— Set task —
Determine which lines contain the word "this", then copy those lines.

Figure contents as structured data

..............................

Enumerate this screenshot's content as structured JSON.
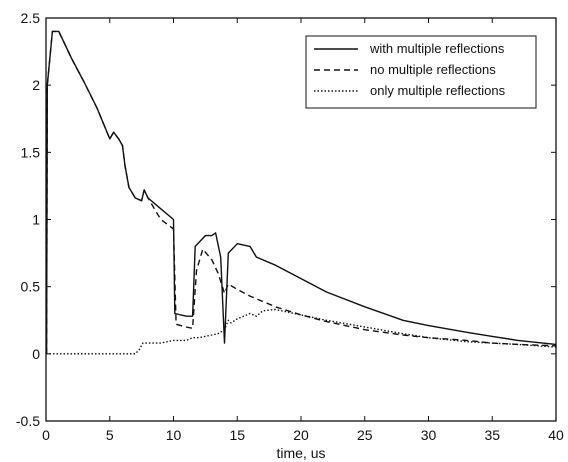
{
  "chart_data": {
    "type": "line",
    "xlabel": "time, us",
    "ylabel": "",
    "xlim": [
      0,
      40
    ],
    "ylim": [
      -0.5,
      2.5
    ],
    "xticks": [
      0,
      5,
      10,
      15,
      20,
      25,
      30,
      35,
      40
    ],
    "yticks": [
      -0.5,
      0,
      0.5,
      1,
      1.5,
      2,
      2.5
    ],
    "x_tick_labels": [
      "0",
      "5",
      "10",
      "15",
      "20",
      "25",
      "30",
      "35",
      "40"
    ],
    "y_tick_labels": [
      "-0.5",
      "0",
      "0.5",
      "1",
      "1.5",
      "2",
      "2.5"
    ],
    "grid": false,
    "legend_position": "top-right",
    "series": [
      {
        "name": "with multiple reflections",
        "style": "solid",
        "color": "#111111",
        "points": [
          [
            0.05,
            0
          ],
          [
            0.1,
            2.0
          ],
          [
            0.5,
            2.4
          ],
          [
            1,
            2.4
          ],
          [
            2,
            2.2
          ],
          [
            3,
            2.02
          ],
          [
            4,
            1.83
          ],
          [
            5,
            1.6
          ],
          [
            5.3,
            1.65
          ],
          [
            5.7,
            1.6
          ],
          [
            6,
            1.55
          ],
          [
            6.2,
            1.4
          ],
          [
            6.5,
            1.24
          ],
          [
            7,
            1.16
          ],
          [
            7.5,
            1.14
          ],
          [
            7.7,
            1.22
          ],
          [
            8,
            1.16
          ],
          [
            9,
            1.08
          ],
          [
            10,
            1.0
          ],
          [
            10.1,
            0.3
          ],
          [
            11,
            0.28
          ],
          [
            11.5,
            0.28
          ],
          [
            11.7,
            0.8
          ],
          [
            12.5,
            0.88
          ],
          [
            13,
            0.88
          ],
          [
            13.3,
            0.9
          ],
          [
            13.7,
            0.72
          ],
          [
            14,
            0.08
          ],
          [
            14.3,
            0.75
          ],
          [
            15,
            0.82
          ],
          [
            16,
            0.8
          ],
          [
            16.5,
            0.72
          ],
          [
            18,
            0.66
          ],
          [
            20,
            0.56
          ],
          [
            22,
            0.46
          ],
          [
            25,
            0.35
          ],
          [
            28,
            0.25
          ],
          [
            30,
            0.21
          ],
          [
            33,
            0.16
          ],
          [
            35,
            0.13
          ],
          [
            37,
            0.1
          ],
          [
            40,
            0.07
          ]
        ]
      },
      {
        "name": "no multiple reflections",
        "style": "dashed",
        "color": "#111111",
        "points": [
          [
            0.05,
            0
          ],
          [
            0.1,
            2.0
          ],
          [
            0.5,
            2.4
          ],
          [
            1,
            2.4
          ],
          [
            2,
            2.2
          ],
          [
            3,
            2.02
          ],
          [
            4,
            1.83
          ],
          [
            5,
            1.6
          ],
          [
            5.3,
            1.65
          ],
          [
            5.7,
            1.6
          ],
          [
            6,
            1.55
          ],
          [
            6.2,
            1.4
          ],
          [
            6.5,
            1.24
          ],
          [
            7,
            1.16
          ],
          [
            7.5,
            1.14
          ],
          [
            7.7,
            1.22
          ],
          [
            8,
            1.16
          ],
          [
            9,
            1.0
          ],
          [
            10,
            0.93
          ],
          [
            10.2,
            0.22
          ],
          [
            11,
            0.2
          ],
          [
            11.5,
            0.19
          ],
          [
            11.8,
            0.62
          ],
          [
            12.3,
            0.78
          ],
          [
            13,
            0.7
          ],
          [
            13.5,
            0.6
          ],
          [
            14,
            0.45
          ],
          [
            14.3,
            0.52
          ],
          [
            15,
            0.48
          ],
          [
            16,
            0.43
          ],
          [
            18,
            0.35
          ],
          [
            20,
            0.29
          ],
          [
            22,
            0.24
          ],
          [
            25,
            0.18
          ],
          [
            28,
            0.14
          ],
          [
            30,
            0.12
          ],
          [
            33,
            0.1
          ],
          [
            35,
            0.08
          ],
          [
            37,
            0.07
          ],
          [
            40,
            0.06
          ]
        ]
      },
      {
        "name": "only multiple reflections",
        "style": "dotted",
        "color": "#111111",
        "points": [
          [
            0,
            0
          ],
          [
            7,
            0
          ],
          [
            7.3,
            0.03
          ],
          [
            7.6,
            0.08
          ],
          [
            9,
            0.08
          ],
          [
            10,
            0.1
          ],
          [
            11,
            0.1
          ],
          [
            11.5,
            0.12
          ],
          [
            12,
            0.12
          ],
          [
            13,
            0.14
          ],
          [
            13.5,
            0.15
          ],
          [
            14,
            0.18
          ],
          [
            14.3,
            0.25
          ],
          [
            14.5,
            0.23
          ],
          [
            15,
            0.26
          ],
          [
            16,
            0.3
          ],
          [
            16.5,
            0.28
          ],
          [
            17,
            0.32
          ],
          [
            18,
            0.33
          ],
          [
            19,
            0.31
          ],
          [
            20,
            0.29
          ],
          [
            22,
            0.25
          ],
          [
            25,
            0.2
          ],
          [
            28,
            0.15
          ],
          [
            30,
            0.12
          ],
          [
            33,
            0.09
          ],
          [
            35,
            0.08
          ],
          [
            37,
            0.07
          ],
          [
            40,
            0.05
          ]
        ]
      }
    ]
  }
}
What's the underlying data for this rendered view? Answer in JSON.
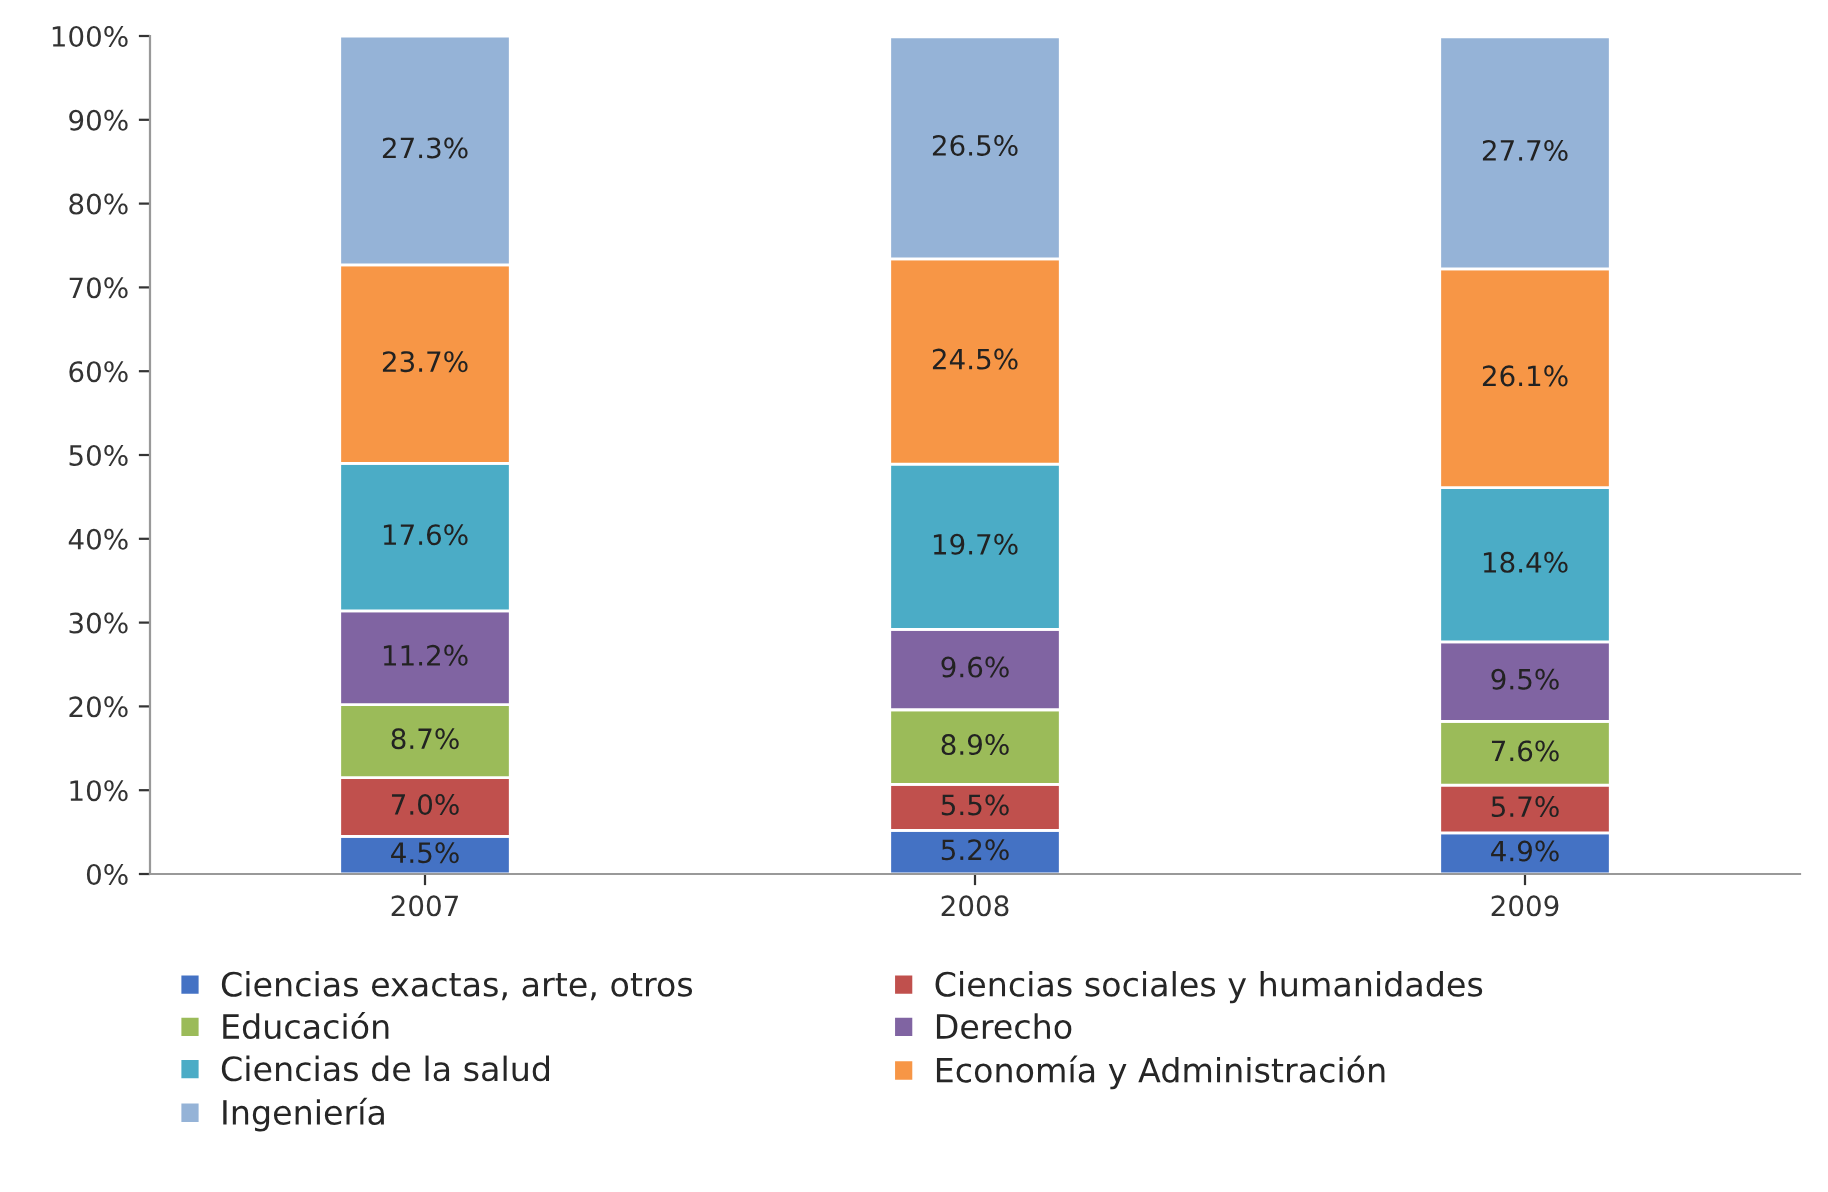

..............................

— Expected answer —
Enumerate this screenshot's content as structured JSON.
What's the underlying data for this rendered view? Answer in JSON.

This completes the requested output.